* Begin *

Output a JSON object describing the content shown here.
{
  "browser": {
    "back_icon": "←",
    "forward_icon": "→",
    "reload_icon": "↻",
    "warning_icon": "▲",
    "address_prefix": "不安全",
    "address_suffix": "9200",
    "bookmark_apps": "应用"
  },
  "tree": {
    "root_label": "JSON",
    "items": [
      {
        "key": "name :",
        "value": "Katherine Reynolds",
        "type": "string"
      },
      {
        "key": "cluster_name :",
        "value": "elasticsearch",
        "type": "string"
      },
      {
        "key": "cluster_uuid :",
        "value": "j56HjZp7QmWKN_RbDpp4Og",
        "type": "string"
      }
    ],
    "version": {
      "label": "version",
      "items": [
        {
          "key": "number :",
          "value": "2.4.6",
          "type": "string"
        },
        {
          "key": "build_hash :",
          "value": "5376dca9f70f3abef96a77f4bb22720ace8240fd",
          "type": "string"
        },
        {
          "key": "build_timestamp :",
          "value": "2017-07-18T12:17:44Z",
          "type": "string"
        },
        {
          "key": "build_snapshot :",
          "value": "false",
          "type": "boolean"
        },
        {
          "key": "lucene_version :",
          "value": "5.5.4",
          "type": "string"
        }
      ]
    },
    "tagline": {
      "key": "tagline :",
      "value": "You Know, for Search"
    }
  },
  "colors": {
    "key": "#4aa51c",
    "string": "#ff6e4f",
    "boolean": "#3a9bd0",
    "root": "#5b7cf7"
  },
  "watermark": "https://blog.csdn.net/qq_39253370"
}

* End *

**Your instructions:** Type the whole listing again, unaltered.

**The response:**
Output a JSON object describing the content shown here.
{
  "browser": {
    "back_icon": "←",
    "forward_icon": "→",
    "reload_icon": "↻",
    "warning_icon": "▲",
    "address_prefix": "不安全",
    "address_suffix": "9200",
    "bookmark_apps": "应用"
  },
  "tree": {
    "root_label": "JSON",
    "items": [
      {
        "key": "name :",
        "value": "Katherine Reynolds",
        "type": "string"
      },
      {
        "key": "cluster_name :",
        "value": "elasticsearch",
        "type": "string"
      },
      {
        "key": "cluster_uuid :",
        "value": "j56HjZp7QmWKN_RbDpp4Og",
        "type": "string"
      }
    ],
    "version": {
      "label": "version",
      "items": [
        {
          "key": "number :",
          "value": "2.4.6",
          "type": "string"
        },
        {
          "key": "build_hash :",
          "value": "5376dca9f70f3abef96a77f4bb22720ace8240fd",
          "type": "string"
        },
        {
          "key": "build_timestamp :",
          "value": "2017-07-18T12:17:44Z",
          "type": "string"
        },
        {
          "key": "build_snapshot :",
          "value": "false",
          "type": "boolean"
        },
        {
          "key": "lucene_version :",
          "value": "5.5.4",
          "type": "string"
        }
      ]
    },
    "tagline": {
      "key": "tagline :",
      "value": "You Know, for Search"
    }
  },
  "colors": {
    "key": "#4aa51c",
    "string": "#ff6e4f",
    "boolean": "#3a9bd0",
    "root": "#5b7cf7"
  },
  "watermark": "https://blog.csdn.net/qq_39253370"
}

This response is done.